Copy out the lines that have "character" in them.

-- BEGIN Record excerpts --

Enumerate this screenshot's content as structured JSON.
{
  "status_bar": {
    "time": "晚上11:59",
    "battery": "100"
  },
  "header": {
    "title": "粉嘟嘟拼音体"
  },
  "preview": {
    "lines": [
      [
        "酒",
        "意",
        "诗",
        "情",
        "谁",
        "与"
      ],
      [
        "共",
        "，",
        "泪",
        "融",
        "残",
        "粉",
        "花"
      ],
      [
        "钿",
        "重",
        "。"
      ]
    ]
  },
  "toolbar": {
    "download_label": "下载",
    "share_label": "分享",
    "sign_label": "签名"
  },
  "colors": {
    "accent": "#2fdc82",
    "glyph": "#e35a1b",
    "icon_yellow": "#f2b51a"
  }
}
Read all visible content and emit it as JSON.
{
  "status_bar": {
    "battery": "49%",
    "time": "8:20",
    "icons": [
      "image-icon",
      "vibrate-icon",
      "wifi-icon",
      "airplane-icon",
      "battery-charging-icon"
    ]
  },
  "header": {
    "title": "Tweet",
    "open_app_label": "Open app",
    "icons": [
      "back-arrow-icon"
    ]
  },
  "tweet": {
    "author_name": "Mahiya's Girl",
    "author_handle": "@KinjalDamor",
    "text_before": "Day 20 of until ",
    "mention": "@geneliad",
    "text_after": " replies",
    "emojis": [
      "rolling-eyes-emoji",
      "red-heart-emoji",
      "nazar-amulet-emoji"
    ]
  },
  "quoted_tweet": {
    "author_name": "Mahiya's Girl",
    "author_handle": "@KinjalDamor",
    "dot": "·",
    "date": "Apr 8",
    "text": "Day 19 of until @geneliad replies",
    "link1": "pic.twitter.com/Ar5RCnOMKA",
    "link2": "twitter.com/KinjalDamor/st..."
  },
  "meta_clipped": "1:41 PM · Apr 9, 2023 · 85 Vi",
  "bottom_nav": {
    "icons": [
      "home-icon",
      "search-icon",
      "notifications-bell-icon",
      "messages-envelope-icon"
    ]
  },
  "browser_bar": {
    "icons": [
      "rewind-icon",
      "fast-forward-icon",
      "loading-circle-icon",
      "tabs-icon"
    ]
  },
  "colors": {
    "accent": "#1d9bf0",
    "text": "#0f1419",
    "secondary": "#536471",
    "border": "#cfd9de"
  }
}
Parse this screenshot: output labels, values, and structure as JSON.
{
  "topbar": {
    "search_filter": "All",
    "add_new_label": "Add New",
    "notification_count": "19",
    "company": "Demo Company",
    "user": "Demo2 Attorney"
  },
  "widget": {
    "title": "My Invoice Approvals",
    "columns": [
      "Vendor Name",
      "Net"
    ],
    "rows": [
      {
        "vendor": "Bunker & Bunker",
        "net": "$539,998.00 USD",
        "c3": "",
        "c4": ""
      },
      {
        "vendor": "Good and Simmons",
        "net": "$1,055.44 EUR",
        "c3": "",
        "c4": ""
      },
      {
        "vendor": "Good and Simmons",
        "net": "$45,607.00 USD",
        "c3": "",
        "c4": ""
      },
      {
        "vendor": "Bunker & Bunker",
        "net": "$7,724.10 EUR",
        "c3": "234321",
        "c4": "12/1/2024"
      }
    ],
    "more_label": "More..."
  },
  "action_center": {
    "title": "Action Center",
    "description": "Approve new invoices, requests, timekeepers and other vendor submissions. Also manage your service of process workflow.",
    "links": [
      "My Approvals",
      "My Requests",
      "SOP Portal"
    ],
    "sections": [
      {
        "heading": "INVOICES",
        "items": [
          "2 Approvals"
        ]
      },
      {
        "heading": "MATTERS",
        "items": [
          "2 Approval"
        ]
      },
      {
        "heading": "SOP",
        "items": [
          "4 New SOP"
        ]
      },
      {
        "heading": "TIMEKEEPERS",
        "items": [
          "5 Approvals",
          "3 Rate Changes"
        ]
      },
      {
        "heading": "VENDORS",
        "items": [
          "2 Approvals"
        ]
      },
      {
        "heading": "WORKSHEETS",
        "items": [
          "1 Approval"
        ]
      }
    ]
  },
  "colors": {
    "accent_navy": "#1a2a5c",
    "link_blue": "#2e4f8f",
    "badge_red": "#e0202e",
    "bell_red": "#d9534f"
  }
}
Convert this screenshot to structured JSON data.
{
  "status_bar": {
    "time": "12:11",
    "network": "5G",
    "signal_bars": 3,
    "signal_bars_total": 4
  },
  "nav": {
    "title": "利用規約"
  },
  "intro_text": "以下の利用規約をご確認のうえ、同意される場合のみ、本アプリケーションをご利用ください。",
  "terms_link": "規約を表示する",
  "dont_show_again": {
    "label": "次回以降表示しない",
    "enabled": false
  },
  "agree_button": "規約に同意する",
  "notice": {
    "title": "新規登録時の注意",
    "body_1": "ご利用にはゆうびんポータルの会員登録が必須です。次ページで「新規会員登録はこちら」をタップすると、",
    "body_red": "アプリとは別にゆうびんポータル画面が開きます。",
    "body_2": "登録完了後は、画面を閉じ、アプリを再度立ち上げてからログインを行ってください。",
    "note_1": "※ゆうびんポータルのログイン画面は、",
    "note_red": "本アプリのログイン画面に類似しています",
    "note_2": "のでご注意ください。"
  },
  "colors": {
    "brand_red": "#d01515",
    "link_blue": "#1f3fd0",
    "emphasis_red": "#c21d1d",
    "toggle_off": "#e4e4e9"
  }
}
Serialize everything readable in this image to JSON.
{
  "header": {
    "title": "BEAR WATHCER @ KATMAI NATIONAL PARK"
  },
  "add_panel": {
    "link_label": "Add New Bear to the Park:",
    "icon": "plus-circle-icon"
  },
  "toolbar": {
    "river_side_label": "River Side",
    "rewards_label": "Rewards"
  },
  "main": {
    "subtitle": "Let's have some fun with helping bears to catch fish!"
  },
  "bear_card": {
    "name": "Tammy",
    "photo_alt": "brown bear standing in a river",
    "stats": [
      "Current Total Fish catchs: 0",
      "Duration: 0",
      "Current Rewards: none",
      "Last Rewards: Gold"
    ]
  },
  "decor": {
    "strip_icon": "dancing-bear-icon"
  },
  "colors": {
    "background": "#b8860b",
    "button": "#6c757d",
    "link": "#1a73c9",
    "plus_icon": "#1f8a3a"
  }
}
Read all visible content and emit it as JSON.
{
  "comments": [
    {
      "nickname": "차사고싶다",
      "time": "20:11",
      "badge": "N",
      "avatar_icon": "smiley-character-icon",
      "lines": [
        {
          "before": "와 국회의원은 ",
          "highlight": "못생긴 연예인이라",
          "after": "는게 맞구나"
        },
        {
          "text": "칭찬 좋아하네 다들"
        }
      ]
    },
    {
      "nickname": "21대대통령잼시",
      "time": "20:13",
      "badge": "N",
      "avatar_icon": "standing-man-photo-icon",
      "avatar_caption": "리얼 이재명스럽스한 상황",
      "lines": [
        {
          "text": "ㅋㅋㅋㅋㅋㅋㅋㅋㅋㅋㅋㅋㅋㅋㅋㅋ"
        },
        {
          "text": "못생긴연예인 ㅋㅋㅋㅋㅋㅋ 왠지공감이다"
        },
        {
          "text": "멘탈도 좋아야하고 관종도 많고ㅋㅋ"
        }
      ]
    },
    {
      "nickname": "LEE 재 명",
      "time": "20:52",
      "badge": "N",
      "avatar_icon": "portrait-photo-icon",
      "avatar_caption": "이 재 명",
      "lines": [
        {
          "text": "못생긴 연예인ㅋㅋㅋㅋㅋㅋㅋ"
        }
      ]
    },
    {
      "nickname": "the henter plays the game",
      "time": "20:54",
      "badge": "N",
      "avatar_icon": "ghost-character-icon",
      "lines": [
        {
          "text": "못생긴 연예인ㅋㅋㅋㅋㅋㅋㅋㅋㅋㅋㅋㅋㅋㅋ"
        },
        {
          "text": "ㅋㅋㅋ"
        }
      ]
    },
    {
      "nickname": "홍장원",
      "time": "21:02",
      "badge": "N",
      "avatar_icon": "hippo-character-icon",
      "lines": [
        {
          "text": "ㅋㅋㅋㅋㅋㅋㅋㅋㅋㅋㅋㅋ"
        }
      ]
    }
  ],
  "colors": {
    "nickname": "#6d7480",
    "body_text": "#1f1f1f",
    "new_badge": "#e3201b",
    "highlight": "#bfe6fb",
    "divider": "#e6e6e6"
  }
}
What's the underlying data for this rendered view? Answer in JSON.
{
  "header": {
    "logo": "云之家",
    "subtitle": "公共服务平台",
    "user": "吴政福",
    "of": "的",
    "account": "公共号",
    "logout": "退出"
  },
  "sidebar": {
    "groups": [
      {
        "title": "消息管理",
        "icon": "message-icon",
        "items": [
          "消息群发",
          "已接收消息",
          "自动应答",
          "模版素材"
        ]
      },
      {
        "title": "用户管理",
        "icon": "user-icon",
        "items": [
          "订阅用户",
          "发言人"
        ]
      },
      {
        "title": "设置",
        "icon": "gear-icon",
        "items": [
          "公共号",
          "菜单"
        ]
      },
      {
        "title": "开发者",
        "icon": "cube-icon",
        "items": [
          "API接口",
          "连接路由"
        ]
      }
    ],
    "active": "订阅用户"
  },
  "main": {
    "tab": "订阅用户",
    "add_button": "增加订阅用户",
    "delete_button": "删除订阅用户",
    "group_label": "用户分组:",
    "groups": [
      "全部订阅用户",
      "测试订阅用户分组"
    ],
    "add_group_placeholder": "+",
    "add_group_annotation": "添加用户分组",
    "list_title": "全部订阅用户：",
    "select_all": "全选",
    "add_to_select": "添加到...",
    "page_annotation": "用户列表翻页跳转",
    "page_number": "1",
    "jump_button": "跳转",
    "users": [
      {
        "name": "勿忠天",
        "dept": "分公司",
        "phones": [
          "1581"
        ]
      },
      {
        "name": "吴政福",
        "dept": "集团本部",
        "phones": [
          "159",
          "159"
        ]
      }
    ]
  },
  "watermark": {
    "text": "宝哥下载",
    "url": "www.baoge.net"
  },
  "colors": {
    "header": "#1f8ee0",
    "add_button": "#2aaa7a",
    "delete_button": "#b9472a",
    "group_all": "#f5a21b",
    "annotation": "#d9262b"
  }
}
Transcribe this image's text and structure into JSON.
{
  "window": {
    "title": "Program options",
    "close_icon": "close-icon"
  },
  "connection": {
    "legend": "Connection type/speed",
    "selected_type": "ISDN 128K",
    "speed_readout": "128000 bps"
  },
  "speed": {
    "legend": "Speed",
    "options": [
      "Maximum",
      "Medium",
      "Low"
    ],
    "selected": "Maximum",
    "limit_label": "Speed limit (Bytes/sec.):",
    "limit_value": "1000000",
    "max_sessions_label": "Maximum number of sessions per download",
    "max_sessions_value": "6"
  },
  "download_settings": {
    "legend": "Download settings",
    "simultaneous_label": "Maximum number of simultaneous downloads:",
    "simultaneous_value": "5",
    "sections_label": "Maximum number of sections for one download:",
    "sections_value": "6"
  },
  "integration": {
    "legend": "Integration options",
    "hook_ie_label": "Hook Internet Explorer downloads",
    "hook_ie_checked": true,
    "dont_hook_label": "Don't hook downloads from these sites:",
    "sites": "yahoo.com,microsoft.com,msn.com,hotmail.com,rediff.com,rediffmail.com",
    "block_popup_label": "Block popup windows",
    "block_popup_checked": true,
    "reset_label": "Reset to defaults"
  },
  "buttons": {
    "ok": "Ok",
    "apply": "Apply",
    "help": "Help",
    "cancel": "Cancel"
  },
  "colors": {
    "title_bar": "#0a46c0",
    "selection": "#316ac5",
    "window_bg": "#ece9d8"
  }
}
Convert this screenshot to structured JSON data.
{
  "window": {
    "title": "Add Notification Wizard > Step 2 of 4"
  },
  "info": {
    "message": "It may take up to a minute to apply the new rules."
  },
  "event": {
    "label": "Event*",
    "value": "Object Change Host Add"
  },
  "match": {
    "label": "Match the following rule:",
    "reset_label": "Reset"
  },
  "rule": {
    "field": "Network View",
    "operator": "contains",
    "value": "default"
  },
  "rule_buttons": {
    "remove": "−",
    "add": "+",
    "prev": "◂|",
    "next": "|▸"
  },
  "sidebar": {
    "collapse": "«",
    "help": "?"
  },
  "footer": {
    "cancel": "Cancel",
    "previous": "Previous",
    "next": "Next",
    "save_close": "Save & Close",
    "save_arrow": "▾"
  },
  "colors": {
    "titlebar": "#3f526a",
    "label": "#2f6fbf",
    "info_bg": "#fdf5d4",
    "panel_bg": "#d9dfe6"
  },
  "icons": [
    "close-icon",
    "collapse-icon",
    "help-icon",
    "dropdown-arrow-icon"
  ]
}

-- END Record excerpts --

#### Result
      "avatar_icon": "smiley-character-icon",
      "avatar_icon": "ghost-character-icon",
      "avatar_icon": "hippo-character-icon",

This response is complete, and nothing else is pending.